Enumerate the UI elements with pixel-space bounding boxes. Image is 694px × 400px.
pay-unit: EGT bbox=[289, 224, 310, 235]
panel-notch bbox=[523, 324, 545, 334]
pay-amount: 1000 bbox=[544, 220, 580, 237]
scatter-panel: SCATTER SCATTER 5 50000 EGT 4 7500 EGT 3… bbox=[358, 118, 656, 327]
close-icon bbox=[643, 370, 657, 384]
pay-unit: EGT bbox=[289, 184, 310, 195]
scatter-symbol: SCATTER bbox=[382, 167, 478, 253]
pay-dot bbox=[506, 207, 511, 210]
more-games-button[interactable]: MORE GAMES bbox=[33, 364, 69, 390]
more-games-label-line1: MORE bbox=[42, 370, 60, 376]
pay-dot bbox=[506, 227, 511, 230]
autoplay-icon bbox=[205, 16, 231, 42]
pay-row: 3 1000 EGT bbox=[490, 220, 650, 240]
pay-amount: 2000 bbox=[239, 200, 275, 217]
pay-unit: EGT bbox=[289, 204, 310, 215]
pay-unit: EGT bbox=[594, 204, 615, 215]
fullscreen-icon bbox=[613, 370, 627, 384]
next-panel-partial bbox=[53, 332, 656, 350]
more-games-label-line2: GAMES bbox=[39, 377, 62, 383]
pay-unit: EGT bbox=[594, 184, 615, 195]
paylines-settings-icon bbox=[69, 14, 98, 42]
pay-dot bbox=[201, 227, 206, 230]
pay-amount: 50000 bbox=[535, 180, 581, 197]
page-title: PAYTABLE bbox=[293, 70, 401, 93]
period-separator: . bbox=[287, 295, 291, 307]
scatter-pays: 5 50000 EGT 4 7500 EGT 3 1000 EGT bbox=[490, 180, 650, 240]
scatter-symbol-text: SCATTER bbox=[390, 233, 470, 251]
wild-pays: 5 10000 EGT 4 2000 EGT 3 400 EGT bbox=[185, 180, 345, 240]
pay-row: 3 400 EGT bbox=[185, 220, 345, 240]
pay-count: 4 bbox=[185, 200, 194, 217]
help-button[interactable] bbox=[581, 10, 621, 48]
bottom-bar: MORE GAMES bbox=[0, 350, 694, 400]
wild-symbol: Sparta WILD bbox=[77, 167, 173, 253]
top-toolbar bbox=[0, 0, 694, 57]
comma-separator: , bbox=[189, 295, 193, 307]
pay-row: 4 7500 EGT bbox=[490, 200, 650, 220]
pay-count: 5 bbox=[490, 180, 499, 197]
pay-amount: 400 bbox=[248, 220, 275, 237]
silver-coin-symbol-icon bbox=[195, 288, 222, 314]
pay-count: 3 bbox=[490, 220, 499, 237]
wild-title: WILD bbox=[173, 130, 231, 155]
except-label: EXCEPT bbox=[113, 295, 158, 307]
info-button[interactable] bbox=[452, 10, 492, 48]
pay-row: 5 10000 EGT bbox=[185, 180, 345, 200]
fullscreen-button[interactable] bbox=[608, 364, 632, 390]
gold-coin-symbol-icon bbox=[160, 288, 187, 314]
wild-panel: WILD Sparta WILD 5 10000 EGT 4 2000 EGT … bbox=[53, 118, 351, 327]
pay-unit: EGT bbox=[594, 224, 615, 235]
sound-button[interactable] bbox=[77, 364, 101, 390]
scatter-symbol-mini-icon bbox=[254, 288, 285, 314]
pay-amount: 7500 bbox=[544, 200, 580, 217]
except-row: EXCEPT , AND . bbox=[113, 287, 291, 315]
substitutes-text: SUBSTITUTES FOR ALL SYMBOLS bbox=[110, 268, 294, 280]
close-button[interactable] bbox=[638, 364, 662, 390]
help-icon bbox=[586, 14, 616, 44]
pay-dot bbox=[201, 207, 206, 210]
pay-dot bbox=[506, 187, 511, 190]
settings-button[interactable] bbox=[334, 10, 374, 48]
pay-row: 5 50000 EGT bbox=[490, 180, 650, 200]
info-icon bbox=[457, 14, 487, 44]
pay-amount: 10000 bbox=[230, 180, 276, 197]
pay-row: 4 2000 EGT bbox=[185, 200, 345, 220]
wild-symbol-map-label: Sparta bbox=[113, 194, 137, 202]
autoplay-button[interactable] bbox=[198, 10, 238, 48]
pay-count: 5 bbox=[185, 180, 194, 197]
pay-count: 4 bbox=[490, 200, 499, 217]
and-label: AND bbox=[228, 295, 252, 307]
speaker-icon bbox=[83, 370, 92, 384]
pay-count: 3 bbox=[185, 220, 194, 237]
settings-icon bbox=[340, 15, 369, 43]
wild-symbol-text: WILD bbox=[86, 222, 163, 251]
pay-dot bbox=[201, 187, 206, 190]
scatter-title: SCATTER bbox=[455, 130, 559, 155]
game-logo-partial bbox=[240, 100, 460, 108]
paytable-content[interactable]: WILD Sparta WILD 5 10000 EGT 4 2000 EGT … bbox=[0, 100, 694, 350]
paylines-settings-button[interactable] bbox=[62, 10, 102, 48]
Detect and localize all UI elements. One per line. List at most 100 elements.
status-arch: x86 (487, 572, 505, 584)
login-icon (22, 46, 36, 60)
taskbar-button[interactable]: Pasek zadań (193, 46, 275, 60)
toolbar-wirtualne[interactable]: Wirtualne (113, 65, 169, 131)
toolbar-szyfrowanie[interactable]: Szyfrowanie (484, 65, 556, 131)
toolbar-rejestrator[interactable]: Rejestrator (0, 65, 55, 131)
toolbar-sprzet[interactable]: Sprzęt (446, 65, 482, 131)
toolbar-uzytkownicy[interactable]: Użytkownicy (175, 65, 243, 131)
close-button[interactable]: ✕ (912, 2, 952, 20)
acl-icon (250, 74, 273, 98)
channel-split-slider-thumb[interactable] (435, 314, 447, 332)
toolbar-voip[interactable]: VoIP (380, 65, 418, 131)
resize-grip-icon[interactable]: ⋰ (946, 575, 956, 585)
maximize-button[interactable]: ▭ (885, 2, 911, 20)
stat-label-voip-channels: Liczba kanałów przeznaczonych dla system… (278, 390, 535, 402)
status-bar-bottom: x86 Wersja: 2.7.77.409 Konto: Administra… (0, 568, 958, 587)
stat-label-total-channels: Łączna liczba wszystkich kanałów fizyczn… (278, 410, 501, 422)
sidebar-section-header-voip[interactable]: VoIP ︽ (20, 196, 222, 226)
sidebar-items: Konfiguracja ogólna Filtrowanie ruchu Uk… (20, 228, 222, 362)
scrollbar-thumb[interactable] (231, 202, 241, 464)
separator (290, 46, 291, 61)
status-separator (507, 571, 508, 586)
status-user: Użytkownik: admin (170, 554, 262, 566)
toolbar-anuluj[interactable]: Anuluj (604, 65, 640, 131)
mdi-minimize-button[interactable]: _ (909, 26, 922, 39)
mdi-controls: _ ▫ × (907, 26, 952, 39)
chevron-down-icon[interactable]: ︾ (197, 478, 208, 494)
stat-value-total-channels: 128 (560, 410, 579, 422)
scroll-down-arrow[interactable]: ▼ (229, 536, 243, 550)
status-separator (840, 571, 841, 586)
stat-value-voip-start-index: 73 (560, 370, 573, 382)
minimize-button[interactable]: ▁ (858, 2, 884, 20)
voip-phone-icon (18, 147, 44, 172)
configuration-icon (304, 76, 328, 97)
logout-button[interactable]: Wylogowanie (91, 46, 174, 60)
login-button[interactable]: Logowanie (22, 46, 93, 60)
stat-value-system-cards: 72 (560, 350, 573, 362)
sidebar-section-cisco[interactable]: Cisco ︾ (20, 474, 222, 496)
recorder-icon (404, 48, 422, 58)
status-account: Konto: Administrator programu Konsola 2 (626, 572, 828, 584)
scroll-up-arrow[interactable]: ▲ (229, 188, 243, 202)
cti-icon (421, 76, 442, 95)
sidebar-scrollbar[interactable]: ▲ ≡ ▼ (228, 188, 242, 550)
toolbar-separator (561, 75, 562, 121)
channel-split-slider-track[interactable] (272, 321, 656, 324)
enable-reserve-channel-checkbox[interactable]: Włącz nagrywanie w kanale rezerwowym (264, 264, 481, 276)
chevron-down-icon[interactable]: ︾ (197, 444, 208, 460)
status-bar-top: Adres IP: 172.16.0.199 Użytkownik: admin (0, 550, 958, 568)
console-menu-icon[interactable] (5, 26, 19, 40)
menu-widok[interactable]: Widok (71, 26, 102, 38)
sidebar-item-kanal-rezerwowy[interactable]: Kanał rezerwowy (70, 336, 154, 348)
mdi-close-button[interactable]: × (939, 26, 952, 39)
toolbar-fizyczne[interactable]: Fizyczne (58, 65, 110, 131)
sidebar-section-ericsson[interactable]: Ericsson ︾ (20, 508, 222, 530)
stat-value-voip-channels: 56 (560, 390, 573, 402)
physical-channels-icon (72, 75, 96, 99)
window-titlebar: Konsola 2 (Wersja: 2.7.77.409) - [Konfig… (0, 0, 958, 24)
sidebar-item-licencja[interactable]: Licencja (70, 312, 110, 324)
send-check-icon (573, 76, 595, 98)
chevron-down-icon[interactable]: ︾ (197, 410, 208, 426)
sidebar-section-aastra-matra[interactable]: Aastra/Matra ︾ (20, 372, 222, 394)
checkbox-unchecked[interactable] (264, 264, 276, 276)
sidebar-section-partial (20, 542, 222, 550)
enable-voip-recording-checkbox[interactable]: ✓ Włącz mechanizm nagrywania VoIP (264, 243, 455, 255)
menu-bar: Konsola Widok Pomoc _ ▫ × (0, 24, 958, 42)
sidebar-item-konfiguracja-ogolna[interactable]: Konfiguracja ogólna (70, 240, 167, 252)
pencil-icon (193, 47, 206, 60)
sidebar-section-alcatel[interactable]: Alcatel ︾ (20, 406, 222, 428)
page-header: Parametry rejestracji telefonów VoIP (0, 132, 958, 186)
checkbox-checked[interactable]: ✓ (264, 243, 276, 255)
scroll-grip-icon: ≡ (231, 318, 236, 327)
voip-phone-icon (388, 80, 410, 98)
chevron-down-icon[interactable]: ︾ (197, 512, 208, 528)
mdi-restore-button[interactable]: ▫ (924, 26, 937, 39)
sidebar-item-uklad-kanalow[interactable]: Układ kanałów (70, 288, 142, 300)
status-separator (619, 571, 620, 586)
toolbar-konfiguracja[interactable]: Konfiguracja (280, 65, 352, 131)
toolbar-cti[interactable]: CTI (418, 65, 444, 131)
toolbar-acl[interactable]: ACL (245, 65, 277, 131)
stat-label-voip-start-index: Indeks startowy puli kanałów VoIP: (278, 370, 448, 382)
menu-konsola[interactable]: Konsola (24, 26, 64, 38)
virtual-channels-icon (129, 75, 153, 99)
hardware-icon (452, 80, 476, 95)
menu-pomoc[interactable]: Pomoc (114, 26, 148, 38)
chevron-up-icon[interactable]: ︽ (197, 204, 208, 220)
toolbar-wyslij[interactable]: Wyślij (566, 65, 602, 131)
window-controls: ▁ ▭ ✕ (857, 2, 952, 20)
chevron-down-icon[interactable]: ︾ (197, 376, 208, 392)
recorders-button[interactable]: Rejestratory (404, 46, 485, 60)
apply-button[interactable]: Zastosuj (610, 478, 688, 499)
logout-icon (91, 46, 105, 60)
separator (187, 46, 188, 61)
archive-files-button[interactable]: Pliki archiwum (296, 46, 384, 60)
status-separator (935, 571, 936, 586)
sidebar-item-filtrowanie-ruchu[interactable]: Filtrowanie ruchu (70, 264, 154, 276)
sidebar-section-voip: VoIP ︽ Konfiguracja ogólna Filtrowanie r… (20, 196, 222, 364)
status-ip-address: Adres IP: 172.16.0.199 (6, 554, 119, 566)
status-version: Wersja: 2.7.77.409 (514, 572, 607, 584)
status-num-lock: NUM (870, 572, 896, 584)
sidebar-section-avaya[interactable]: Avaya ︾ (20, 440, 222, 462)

▶ _Brief_
How many lines in the rows above contain the string "controls"? Reply with the number alone.

▶ _Response to this exercise_
2